Data tied to figure images:
----
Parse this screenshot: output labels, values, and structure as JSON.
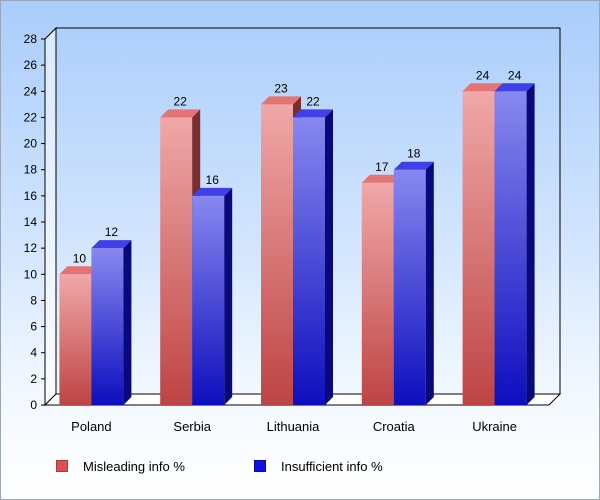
{
  "chart_data": {
    "type": "bar",
    "categories": [
      "Poland",
      "Serbia",
      "Lithuania",
      "Croatia",
      "Ukraine"
    ],
    "series": [
      {
        "name": "Misleading info %",
        "values": [
          10,
          22,
          23,
          17,
          24
        ],
        "color": "#e05050"
      },
      {
        "name": "Insufficient info %",
        "values": [
          12,
          16,
          22,
          18,
          24
        ],
        "color": "#1010e0"
      }
    ],
    "yticks": [
      0,
      2,
      4,
      6,
      8,
      10,
      12,
      14,
      16,
      18,
      20,
      22,
      24,
      26,
      28
    ],
    "ylim": [
      0,
      28
    ],
    "title": "",
    "xlabel": "",
    "ylabel": "",
    "grid": false,
    "legend_position": "bottom",
    "style": "3d"
  }
}
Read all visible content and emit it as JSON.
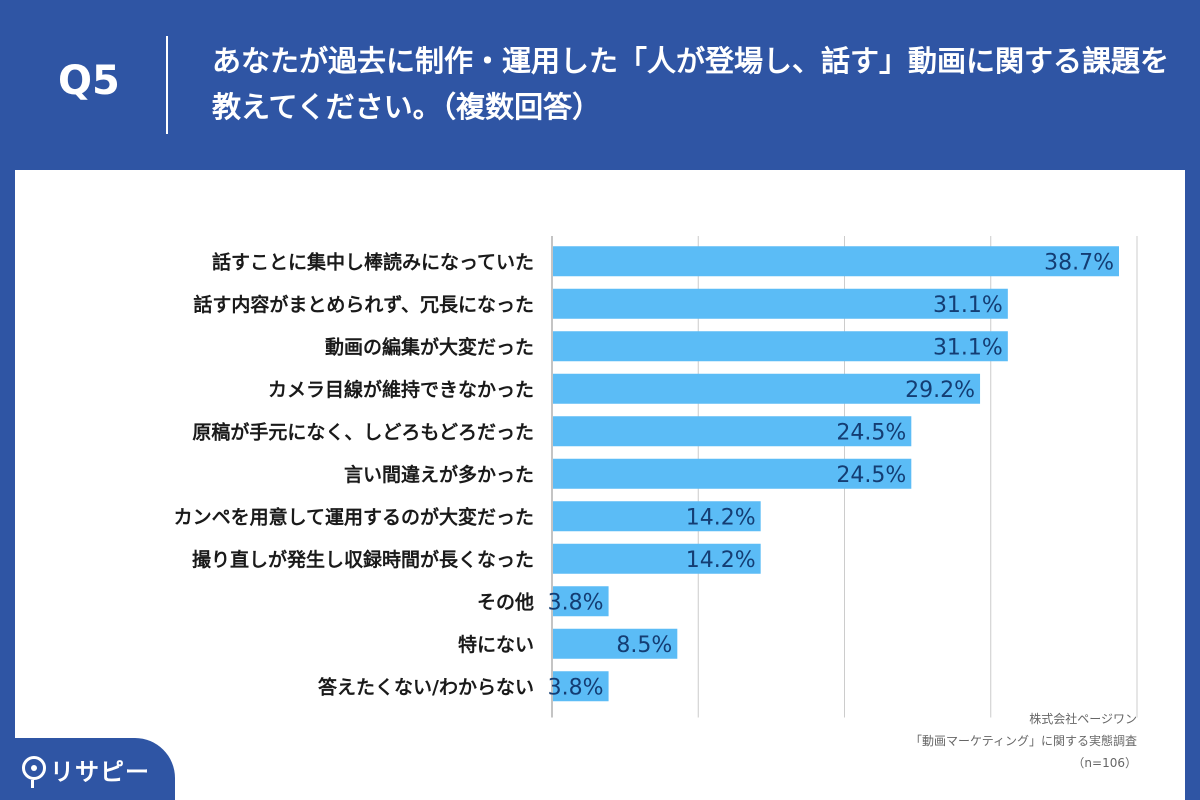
{
  "header": {
    "q_label": "Q5",
    "title": "あなたが過去に制作・運用した「人が登場し、話す」動画に関する課題を教えてください。（複数回答）"
  },
  "source": {
    "company": "株式会社ページワン",
    "survey": "「動画マーケティング」に関する実態調査",
    "n": "（n=106）"
  },
  "logo": {
    "text": "リサピー",
    "icon": "pin-icon"
  },
  "colors": {
    "header_bg": "#2f55a4",
    "bar": "#5bbcf6",
    "value_text": "#143d73",
    "grid": "#cccccc"
  },
  "chart_data": {
    "type": "bar",
    "orientation": "horizontal",
    "categories": [
      "話すことに集中し棒読みになっていた",
      "話す内容がまとめられず、冗長になった",
      "動画の編集が大変だった",
      "カメラ目線が維持できなかった",
      "原稿が手元になく、しどろもどろだった",
      "言い間違えが多かった",
      "カンペを用意して運用するのが大変だった",
      "撮り直しが発生し収録時間が長くなった",
      "その他",
      "特にない",
      "答えたくない/わからない"
    ],
    "values": [
      38.7,
      31.1,
      31.1,
      29.2,
      24.5,
      24.5,
      14.2,
      14.2,
      3.8,
      8.5,
      3.8
    ],
    "value_labels": [
      "38.7%",
      "31.1%",
      "31.1%",
      "29.2%",
      "24.5%",
      "24.5%",
      "14.2%",
      "14.2%",
      "3.8%",
      "8.5%",
      "3.8%"
    ],
    "xlim": [
      0,
      40
    ],
    "grid": true,
    "legend": "none"
  }
}
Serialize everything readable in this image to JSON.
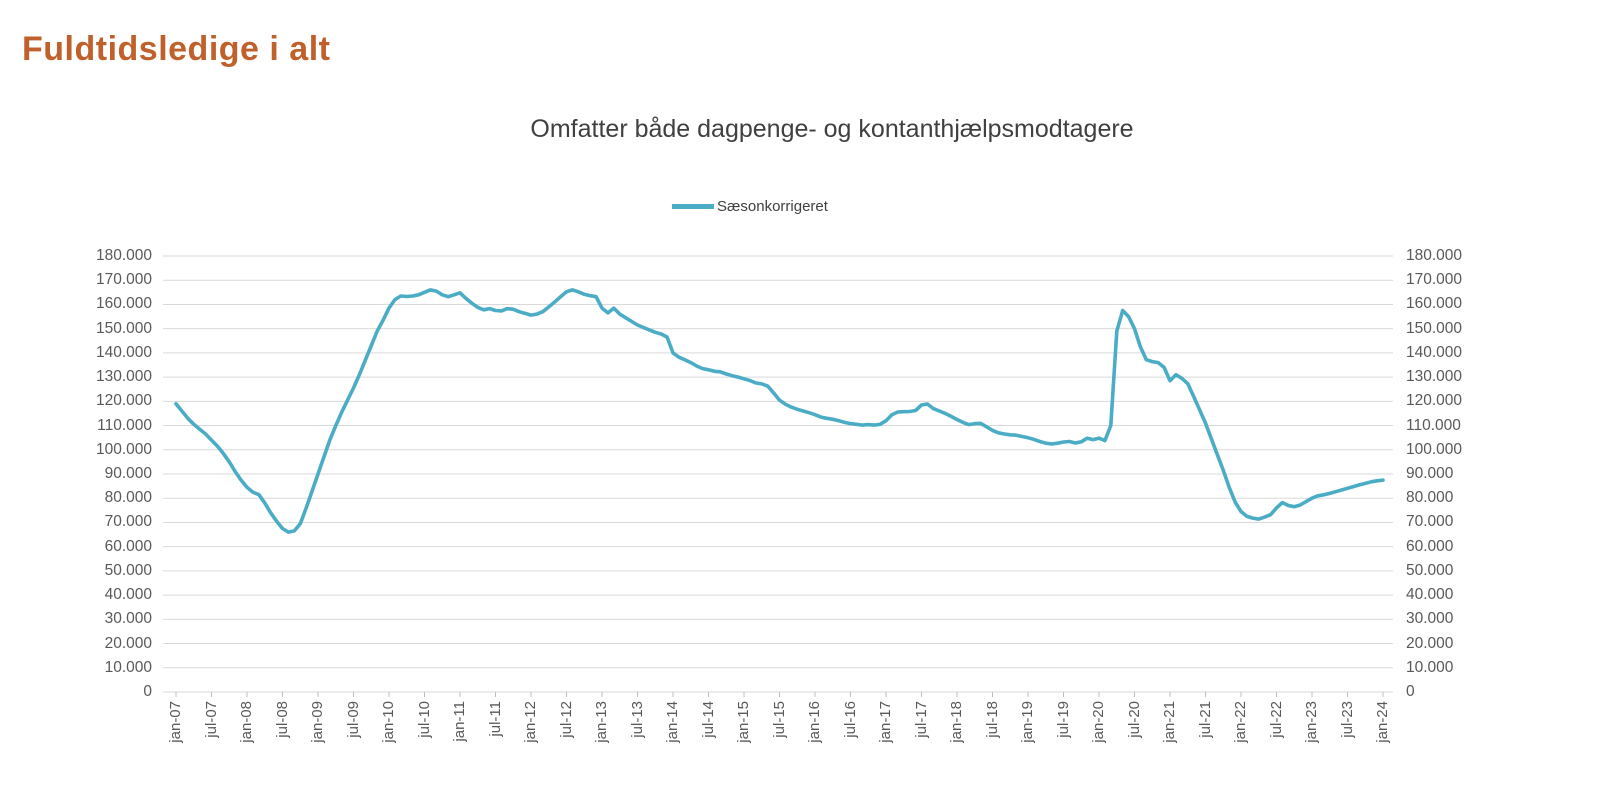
{
  "header": {
    "title": "Fuldtidsledige i alt",
    "title_color": "#C0612C"
  },
  "chart": {
    "subtitle": "Omfatter både dagpenge- og kontanthjælpsmodtagere",
    "legend_label": "Sæsonkorrigeret"
  },
  "colors": {
    "series_line": "#4BACC6",
    "gridline": "#D9D9D9",
    "tick": "#BFBFBF",
    "axis_text": "#595959",
    "subtitle_text": "#404040"
  },
  "chart_data": {
    "type": "line",
    "title": "Omfatter både dagpenge- og kontanthjælpsmodtagere",
    "legend": [
      "Sæsonkorrigeret"
    ],
    "legend_position": "top-center",
    "grid": "horizontal",
    "y_axis_sides": [
      "left",
      "right"
    ],
    "ylim": [
      0,
      180000
    ],
    "y_tick_interval": 10000,
    "y_tick_labels": [
      "0",
      "10.000",
      "20.000",
      "30.000",
      "40.000",
      "50.000",
      "60.000",
      "70.000",
      "80.000",
      "90.000",
      "100.000",
      "110.000",
      "120.000",
      "130.000",
      "140.000",
      "150.000",
      "160.000",
      "170.000",
      "180.000"
    ],
    "x_frequency": "monthly",
    "x_start": "jan-07",
    "x_end": "jan-24",
    "x_tick_labels": [
      "jan-07",
      "jul-07",
      "jan-08",
      "jul-08",
      "jan-09",
      "jul-09",
      "jan-10",
      "jul-10",
      "jan-11",
      "jul-11",
      "jan-12",
      "jul-12",
      "jan-13",
      "jul-13",
      "jan-14",
      "jul-14",
      "jan-15",
      "jul-15",
      "jan-16",
      "jul-16",
      "jan-17",
      "jul-17",
      "jan-18",
      "jul-18",
      "jan-19",
      "jul-19",
      "jan-20",
      "jul-20",
      "jan-21",
      "jul-21",
      "jan-22",
      "jul-22",
      "jan-23",
      "jul-23",
      "jan-24"
    ],
    "values": [
      119000,
      116000,
      113000,
      110500,
      108500,
      106500,
      104000,
      101500,
      98500,
      95000,
      91000,
      87500,
      84500,
      82500,
      81500,
      78000,
      74000,
      70500,
      67500,
      66000,
      66500,
      69500,
      76000,
      83000,
      90000,
      97000,
      104000,
      110000,
      115500,
      120500,
      125500,
      131000,
      137000,
      143000,
      149000,
      153500,
      158500,
      162000,
      163500,
      163300,
      163500,
      164000,
      165000,
      166000,
      165500,
      164000,
      163200,
      164000,
      164800,
      162500,
      160500,
      158800,
      157800,
      158300,
      157500,
      157300,
      158300,
      158000,
      157000,
      156300,
      155600,
      156000,
      157000,
      159000,
      161000,
      163200,
      165200,
      166000,
      165200,
      164200,
      163600,
      163200,
      158500,
      156500,
      158500,
      156000,
      154500,
      153000,
      151500,
      150500,
      149500,
      148500,
      147800,
      146500,
      140000,
      138200,
      137200,
      136000,
      134600,
      133500,
      133000,
      132400,
      132200,
      131300,
      130600,
      130000,
      129300,
      128600,
      127600,
      127200,
      126300,
      123500,
      120500,
      118800,
      117600,
      116700,
      116000,
      115300,
      114500,
      113500,
      113000,
      112600,
      112000,
      111300,
      110800,
      110500,
      110200,
      110400,
      110200,
      110500,
      112000,
      114500,
      115600,
      115700,
      115800,
      116200,
      118500,
      118900,
      117000,
      116000,
      115000,
      113800,
      112500,
      111300,
      110400,
      110800,
      110900,
      109500,
      108000,
      107000,
      106500,
      106200,
      106000,
      105500,
      105000,
      104300,
      103400,
      102700,
      102400,
      102700,
      103200,
      103400,
      102800,
      103300,
      104800,
      104200,
      104800,
      103800,
      110000,
      149000,
      157500,
      155000,
      150000,
      142500,
      137200,
      136400,
      136000,
      134000,
      128500,
      131000,
      129500,
      127300,
      122000,
      116500,
      111000,
      104500,
      98000,
      91500,
      84500,
      78500,
      74500,
      72500,
      71800,
      71400,
      72200,
      73200,
      76000,
      78200,
      77000,
      76500,
      77200,
      78600,
      80000,
      81000,
      81400,
      82000,
      82700,
      83400,
      84100,
      84800,
      85500,
      86100,
      86800,
      87200,
      87500
    ]
  }
}
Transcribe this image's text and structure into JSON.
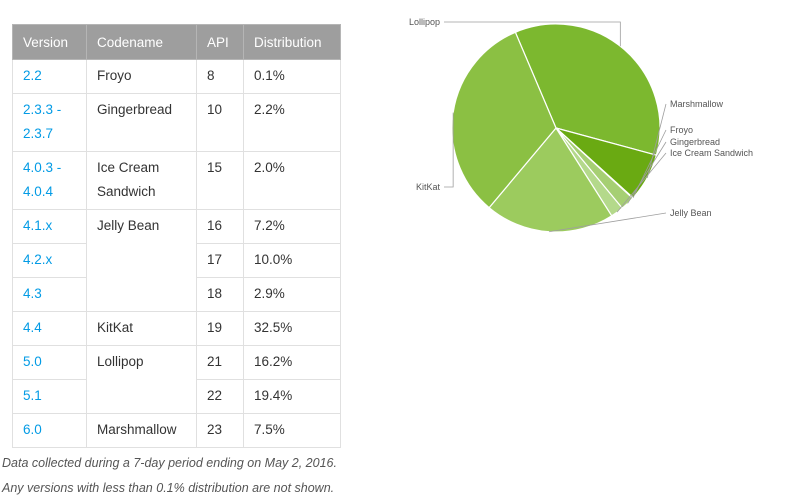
{
  "table": {
    "headers": [
      "Version",
      "Codename",
      "API",
      "Distribution"
    ],
    "rows": [
      {
        "version": "2.2",
        "codename": "Froyo",
        "api": "8",
        "distribution": "0.1%"
      },
      {
        "version": "2.3.3 -\n2.3.7",
        "codename": "Gingerbread",
        "api": "10",
        "distribution": "2.2%"
      },
      {
        "version": "4.0.3 -\n4.0.4",
        "codename": "Ice Cream\nSandwich",
        "api": "15",
        "distribution": "2.0%"
      },
      {
        "version": "4.1.x",
        "codename": "Jelly Bean",
        "api": "16",
        "distribution": "7.2%"
      },
      {
        "version": "4.2.x",
        "codename": "",
        "api": "17",
        "distribution": "10.0%"
      },
      {
        "version": "4.3",
        "codename": "",
        "api": "18",
        "distribution": "2.9%"
      },
      {
        "version": "4.4",
        "codename": "KitKat",
        "api": "19",
        "distribution": "32.5%"
      },
      {
        "version": "5.0",
        "codename": "Lollipop",
        "api": "21",
        "distribution": "16.2%"
      },
      {
        "version": "5.1",
        "codename": "",
        "api": "22",
        "distribution": "19.4%"
      },
      {
        "version": "6.0",
        "codename": "Marshmallow",
        "api": "23",
        "distribution": "7.5%"
      }
    ]
  },
  "notes": [
    "Data collected during a 7-day period ending on May 2, 2016.",
    "Any versions with less than 0.1% distribution are not shown."
  ],
  "colors": {
    "header_bg": "#9e9e9e",
    "version_link": "#039be5",
    "pie_stroke": "#ffffff",
    "label_line": "#9e9e9e"
  },
  "chart_data": {
    "type": "pie",
    "slices": [
      {
        "label": "Lollipop",
        "value": 35.6,
        "color": "#7cb82f"
      },
      {
        "label": "Marshmallow",
        "value": 7.5,
        "color": "#6aaa12"
      },
      {
        "label": "Froyo",
        "value": 0.1,
        "color": "#98c65a"
      },
      {
        "label": "Gingerbread",
        "value": 2.2,
        "color": "#a6cf73"
      },
      {
        "label": "Ice Cream Sandwich",
        "value": 2.0,
        "color": "#b4d98b"
      },
      {
        "label": "Jelly Bean",
        "value": 20.1,
        "color": "#9ccb5e"
      },
      {
        "label": "KitKat",
        "value": 32.5,
        "color": "#8bc043"
      }
    ],
    "start_clockwise_from": "Lollipop (top-left)"
  }
}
----
Given problem: Within the data above, pick out all lines holding the word "både".

The response:
    "subtitle": "Omfatter både dagpenge- og kontanthjælpsmodtagere",
    "title": "Omfatter både dagpenge- og kontanthjælpsmodtagere",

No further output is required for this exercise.